## Set problem
Tally up how many lines in the listing below contain the string "tiger", and give only the total.

## Data entries
--------------------------------

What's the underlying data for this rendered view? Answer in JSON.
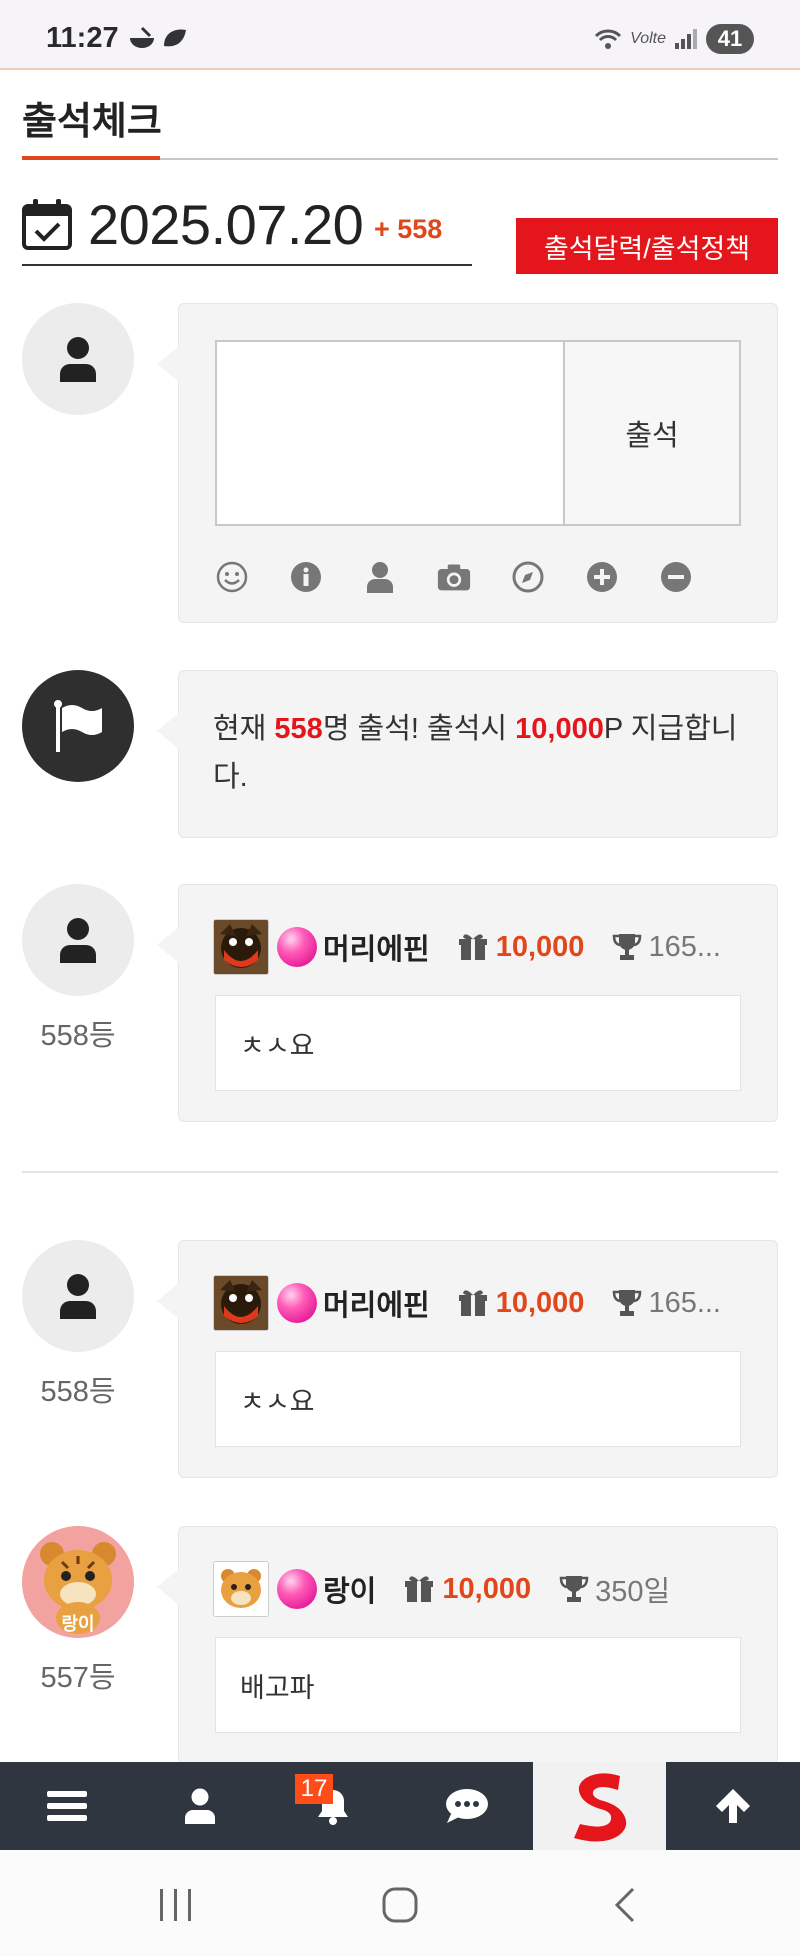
{
  "status_bar": {
    "time": "11:27",
    "volte": "Volte",
    "battery": "41"
  },
  "page": {
    "title": "출석체크",
    "date": "2025.07.20",
    "attend_count": "+ 558",
    "policy_button": "출석달력/출석정책"
  },
  "input": {
    "textarea_value": "",
    "submit_label": "출석",
    "tools": [
      "emoji-icon",
      "info-icon",
      "user-icon",
      "camera-icon",
      "compass-icon",
      "plus-circle-icon",
      "minus-circle-icon"
    ]
  },
  "notice": {
    "prefix": "현재 ",
    "count": "558",
    "mid": "명 출석! 출석시 ",
    "points": "10,000",
    "suffix": "P 지급합니다."
  },
  "entries": [
    {
      "rank": "558등",
      "nick": "머리에핀",
      "points": "10,000",
      "days": "165...",
      "message": "ㅊㅅ요",
      "avatar": "user-icon",
      "mini": "dog-avatar"
    },
    {
      "rank": "558등",
      "nick": "머리에핀",
      "points": "10,000",
      "days": "165...",
      "message": "ㅊㅅ요",
      "avatar": "user-icon",
      "mini": "dog-avatar"
    },
    {
      "rank": "557등",
      "nick": "랑이",
      "points": "10,000",
      "days": "350일",
      "message": "배고파",
      "avatar": "tiger-avatar",
      "avatar_text": "랑이",
      "mini": "tiger-avatar"
    }
  ],
  "bottom_nav": {
    "notification_badge": "17",
    "items": [
      "menu-icon",
      "user-icon",
      "bell-icon",
      "chat-icon",
      "site-logo",
      "arrow-up-icon"
    ]
  },
  "colors": {
    "accent": "#e0481c",
    "red": "#e5161b",
    "nav_bg": "#2f3640",
    "card_bg": "#f4f4f4"
  }
}
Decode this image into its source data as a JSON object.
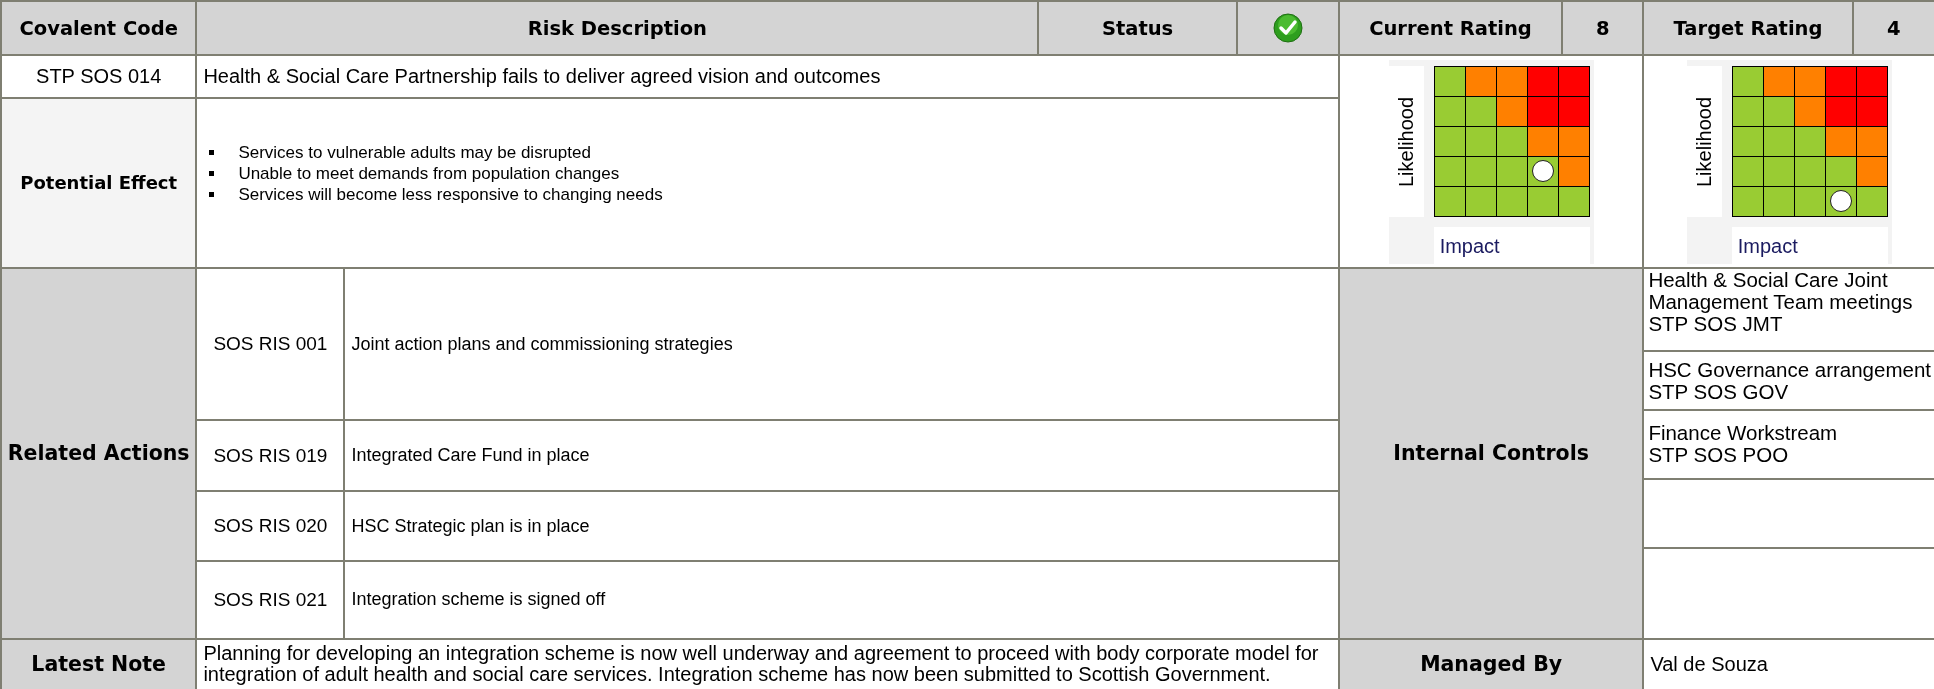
{
  "header": {
    "code_label": "Covalent Code",
    "description_label": "Risk Description",
    "status_label": "Status",
    "status_complete": true,
    "current_rating_label": "Current Rating",
    "current_rating": "8",
    "target_rating_label": "Target Rating",
    "target_rating": "4"
  },
  "risk": {
    "code": "STP SOS 014",
    "description": "Health & Social Care Partnership fails to deliver agreed vision and outcomes"
  },
  "potential_effect": {
    "label": "Potential Effect",
    "items": [
      "Services to vulnerable adults may be disrupted",
      "Unable to meet demands from population changes",
      "Services will become less responsive to changing needs"
    ]
  },
  "heat_maps": [
    {
      "y_label": "Likelihood",
      "x_label": "Impact",
      "rows": [
        [
          {
            "color": "#99cc33",
            "marked": false
          },
          {
            "color": "#ff8000",
            "marked": false
          },
          {
            "color": "#ff8000",
            "marked": false
          },
          {
            "color": "#ff0000",
            "marked": false
          },
          {
            "color": "#ff0000",
            "marked": false
          }
        ],
        [
          {
            "color": "#99cc33",
            "marked": false
          },
          {
            "color": "#99cc33",
            "marked": false
          },
          {
            "color": "#ff8000",
            "marked": false
          },
          {
            "color": "#ff0000",
            "marked": false
          },
          {
            "color": "#ff0000",
            "marked": false
          }
        ],
        [
          {
            "color": "#99cc33",
            "marked": false
          },
          {
            "color": "#99cc33",
            "marked": false
          },
          {
            "color": "#99cc33",
            "marked": false
          },
          {
            "color": "#ff8000",
            "marked": false
          },
          {
            "color": "#ff8000",
            "marked": false
          }
        ],
        [
          {
            "color": "#99cc33",
            "marked": false
          },
          {
            "color": "#99cc33",
            "marked": false
          },
          {
            "color": "#99cc33",
            "marked": false
          },
          {
            "color": "#99cc33",
            "marked": true
          },
          {
            "color": "#ff8000",
            "marked": false
          }
        ],
        [
          {
            "color": "#99cc33",
            "marked": false
          },
          {
            "color": "#99cc33",
            "marked": false
          },
          {
            "color": "#99cc33",
            "marked": false
          },
          {
            "color": "#99cc33",
            "marked": false
          },
          {
            "color": "#99cc33",
            "marked": false
          }
        ]
      ]
    },
    {
      "y_label": "Likelihood",
      "x_label": "Impact",
      "rows": [
        [
          {
            "color": "#99cc33",
            "marked": false
          },
          {
            "color": "#ff8000",
            "marked": false
          },
          {
            "color": "#ff8000",
            "marked": false
          },
          {
            "color": "#ff0000",
            "marked": false
          },
          {
            "color": "#ff0000",
            "marked": false
          }
        ],
        [
          {
            "color": "#99cc33",
            "marked": false
          },
          {
            "color": "#99cc33",
            "marked": false
          },
          {
            "color": "#ff8000",
            "marked": false
          },
          {
            "color": "#ff0000",
            "marked": false
          },
          {
            "color": "#ff0000",
            "marked": false
          }
        ],
        [
          {
            "color": "#99cc33",
            "marked": false
          },
          {
            "color": "#99cc33",
            "marked": false
          },
          {
            "color": "#99cc33",
            "marked": false
          },
          {
            "color": "#ff8000",
            "marked": false
          },
          {
            "color": "#ff8000",
            "marked": false
          }
        ],
        [
          {
            "color": "#99cc33",
            "marked": false
          },
          {
            "color": "#99cc33",
            "marked": false
          },
          {
            "color": "#99cc33",
            "marked": false
          },
          {
            "color": "#99cc33",
            "marked": false
          },
          {
            "color": "#ff8000",
            "marked": false
          }
        ],
        [
          {
            "color": "#99cc33",
            "marked": false
          },
          {
            "color": "#99cc33",
            "marked": false
          },
          {
            "color": "#99cc33",
            "marked": false
          },
          {
            "color": "#99cc33",
            "marked": true
          },
          {
            "color": "#99cc33",
            "marked": false
          }
        ]
      ]
    }
  ],
  "related_actions": {
    "label": "Related Actions",
    "items": [
      {
        "code": "SOS RIS 001",
        "title": "Joint action plans and commissioning strategies"
      },
      {
        "code": "SOS RIS 019",
        "title": "Integrated Care Fund in place"
      },
      {
        "code": "SOS RIS 020",
        "title": "HSC Strategic plan is in place"
      },
      {
        "code": "SOS RIS 021",
        "title": "Integration scheme is signed off"
      }
    ]
  },
  "internal_controls": {
    "label": "Internal Controls",
    "items": [
      {
        "kind": "entry",
        "lines": [
          "Health & Social Care Joint",
          "Management Team meetings",
          "STP SOS JMT"
        ]
      },
      {
        "kind": "entry",
        "lines": [
          "HSC Governance arrangement",
          "STP SOS GOV"
        ]
      },
      {
        "kind": "entry",
        "lines": [
          "Finance Workstream",
          "STP SOS POO"
        ]
      },
      {
        "kind": "blank"
      },
      {
        "kind": "blank"
      }
    ]
  },
  "latest_note": {
    "label": "Latest Note",
    "text": "Planning for developing an integration scheme is now well underway and agreement to proceed with body corporate model for integration of adult health and social care services.  Integration scheme has now been submitted to Scottish Government."
  },
  "managed_by": {
    "label": "Managed By",
    "name": "Val de Souza"
  }
}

--------------------------------

## Finished exercise
2